- **Exercise task**: Go through the listing and write out all of it exactly.
# start of Stored rows
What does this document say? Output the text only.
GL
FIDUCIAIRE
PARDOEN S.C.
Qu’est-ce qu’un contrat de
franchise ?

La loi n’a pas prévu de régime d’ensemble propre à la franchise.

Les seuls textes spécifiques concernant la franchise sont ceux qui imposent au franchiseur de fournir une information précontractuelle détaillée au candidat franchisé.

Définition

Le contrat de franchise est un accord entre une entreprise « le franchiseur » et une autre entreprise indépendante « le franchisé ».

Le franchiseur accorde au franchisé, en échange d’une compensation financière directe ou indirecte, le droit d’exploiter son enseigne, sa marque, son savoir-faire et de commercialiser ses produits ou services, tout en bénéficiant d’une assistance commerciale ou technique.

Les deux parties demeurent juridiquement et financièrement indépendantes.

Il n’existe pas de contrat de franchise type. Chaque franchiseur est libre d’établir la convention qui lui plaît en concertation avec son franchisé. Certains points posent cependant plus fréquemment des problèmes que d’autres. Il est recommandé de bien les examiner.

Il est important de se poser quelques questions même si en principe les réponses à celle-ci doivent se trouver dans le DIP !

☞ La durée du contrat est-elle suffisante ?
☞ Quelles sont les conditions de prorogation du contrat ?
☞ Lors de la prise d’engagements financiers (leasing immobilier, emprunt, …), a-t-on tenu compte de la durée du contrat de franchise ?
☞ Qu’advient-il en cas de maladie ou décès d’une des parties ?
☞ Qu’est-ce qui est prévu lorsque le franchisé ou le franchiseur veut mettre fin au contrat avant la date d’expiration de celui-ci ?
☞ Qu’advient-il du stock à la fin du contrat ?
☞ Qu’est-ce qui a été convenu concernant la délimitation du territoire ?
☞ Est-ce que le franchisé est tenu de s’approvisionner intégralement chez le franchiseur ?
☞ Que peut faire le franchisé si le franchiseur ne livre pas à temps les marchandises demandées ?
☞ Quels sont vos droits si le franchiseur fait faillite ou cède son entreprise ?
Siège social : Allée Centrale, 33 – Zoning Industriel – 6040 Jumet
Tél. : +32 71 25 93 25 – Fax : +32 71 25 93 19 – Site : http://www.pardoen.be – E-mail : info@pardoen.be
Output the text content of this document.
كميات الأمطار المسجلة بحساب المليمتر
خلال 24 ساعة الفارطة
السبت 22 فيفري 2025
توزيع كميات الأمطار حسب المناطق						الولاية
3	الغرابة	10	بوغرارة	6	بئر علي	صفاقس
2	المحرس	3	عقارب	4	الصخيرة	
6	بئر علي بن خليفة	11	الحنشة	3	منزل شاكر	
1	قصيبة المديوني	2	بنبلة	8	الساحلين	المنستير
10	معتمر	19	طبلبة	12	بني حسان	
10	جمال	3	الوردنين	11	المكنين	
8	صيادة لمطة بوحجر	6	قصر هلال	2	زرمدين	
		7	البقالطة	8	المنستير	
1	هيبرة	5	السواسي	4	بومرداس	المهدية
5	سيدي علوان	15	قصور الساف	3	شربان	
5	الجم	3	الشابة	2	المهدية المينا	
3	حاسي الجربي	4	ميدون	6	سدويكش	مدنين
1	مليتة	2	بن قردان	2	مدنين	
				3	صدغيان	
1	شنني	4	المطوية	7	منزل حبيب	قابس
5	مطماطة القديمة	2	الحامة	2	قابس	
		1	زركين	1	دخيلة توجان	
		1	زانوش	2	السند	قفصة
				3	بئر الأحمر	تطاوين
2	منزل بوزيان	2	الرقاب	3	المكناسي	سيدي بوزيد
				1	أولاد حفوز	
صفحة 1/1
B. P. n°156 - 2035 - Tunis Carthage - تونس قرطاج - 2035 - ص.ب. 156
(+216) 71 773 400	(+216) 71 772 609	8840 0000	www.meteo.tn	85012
# end of Stored rows
- **Answer for this exercise**:
What does this document say? Output the text only.
GL
FIDUCIAIRE
PARDOEN S.C.
Qu’est-ce qu’un contrat de
franchise ?

La loi n’a pas prévu de régime d’ensemble propre à la franchise.

Les seuls textes spécifiques concernant la franchise sont ceux qui imposent au franchiseur de fournir une information précontractuelle détaillée au candidat franchisé.

Définition

Le contrat de franchise est un accord entre une entreprise « le franchiseur » et une autre entreprise indépendante « le franchisé ».

Le franchiseur accorde au franchisé, en échange d’une compensation financière directe ou indirecte, le droit d’exploiter son enseigne, sa marque, son savoir-faire et de commercialiser ses produits ou services, tout en bénéficiant d’une assistance commerciale ou technique.

Les deux parties demeurent juridiquement et financièrement indépendantes.

Il n’existe pas de contrat de franchise type. Chaque franchiseur est libre d’établir la convention qui lui plaît en concertation avec son franchisé. Certains points posent cependant plus fréquemment des problèmes que d’autres. Il est recommandé de bien les examiner.

Il est important de se poser quelques questions même si en principe les réponses à celle-ci doivent se trouver dans le DIP !

☞ La durée du contrat est-elle suffisante ?
☞ Quelles sont les conditions de prorogation du contrat ?
☞ Lors de la prise d’engagements financiers (leasing immobilier, emprunt, …), a-t-on tenu compte de la durée du contrat de franchise ?
☞ Qu’advient-il en cas de maladie ou décès d’une des parties ?
☞ Qu’est-ce qui est prévu lorsque le franchisé ou le franchiseur veut mettre fin au contrat avant la date d’expiration de celui-ci ?
☞ Qu’advient-il du stock à la fin du contrat ?
☞ Qu’est-ce qui a été convenu concernant la délimitation du territoire ?
☞ Est-ce que le franchisé est tenu de s’approvisionner intégralement chez le franchiseur ?
☞ Que peut faire le franchisé si le franchiseur ne livre pas à temps les marchandises demandées ?
☞ Quels sont vos droits si le franchiseur fait faillite ou cède son entreprise ?
Siège social : Allée Centrale, 33 – Zoning Industriel – 6040 Jumet
Tél. : +32 71 25 93 25 – Fax : +32 71 25 93 19 – Site : http://www.pardoen.be – E-mail : info@pardoen.be
Output the text content of this document.
كميات الأمطار المسجلة بحساب المليمتر
خلال 24 ساعة الفارطة
السبت 22 فيفري 2025
توزيع كميات الأمطار حسب المناطق						الولاية
3	الغرابة	10	بوغرارة	6	بئر علي	صفاقس
2	المحرس	3	عقارب	4	الصخيرة	
6	بئر علي بن خليفة	11	الحنشة	3	منزل شاكر	
1	قصيبة المديوني	2	بنبلة	8	الساحلين	المنستير
10	معتمر	19	طبلبة	12	بني حسان	
10	جمال	3	الوردنين	11	المكنين	
8	صيادة لمطة بوحجر	6	قصر هلال	2	زرمدين	
		7	البقالطة	8	المنستير	
1	هيبرة	5	السواسي	4	بومرداس	المهدية
5	سيدي علوان	15	قصور الساف	3	شربان	
5	الجم	3	الشابة	2	المهدية المينا	
3	حاسي الجربي	4	ميدون	6	سدويكش	مدنين
1	مليتة	2	بن قردان	2	مدنين	
				3	صدغيان	
1	شنني	4	المطوية	7	منزل حبيب	قابس
5	مطماطة القديمة	2	الحامة	2	قابس	
		1	زركين	1	دخيلة توجان	
		1	زانوش	2	السند	قفصة
				3	بئر الأحمر	تطاوين
2	منزل بوزيان	2	الرقاب	3	المكناسي	سيدي بوزيد
				1	أولاد حفوز	
صفحة 1/1
B. P. n°156 - 2035 - Tunis Carthage - تونس قرطاج - 2035 - ص.ب. 156
(+216) 71 773 400	(+216) 71 772 609	8840 0000	www.meteo.tn	85012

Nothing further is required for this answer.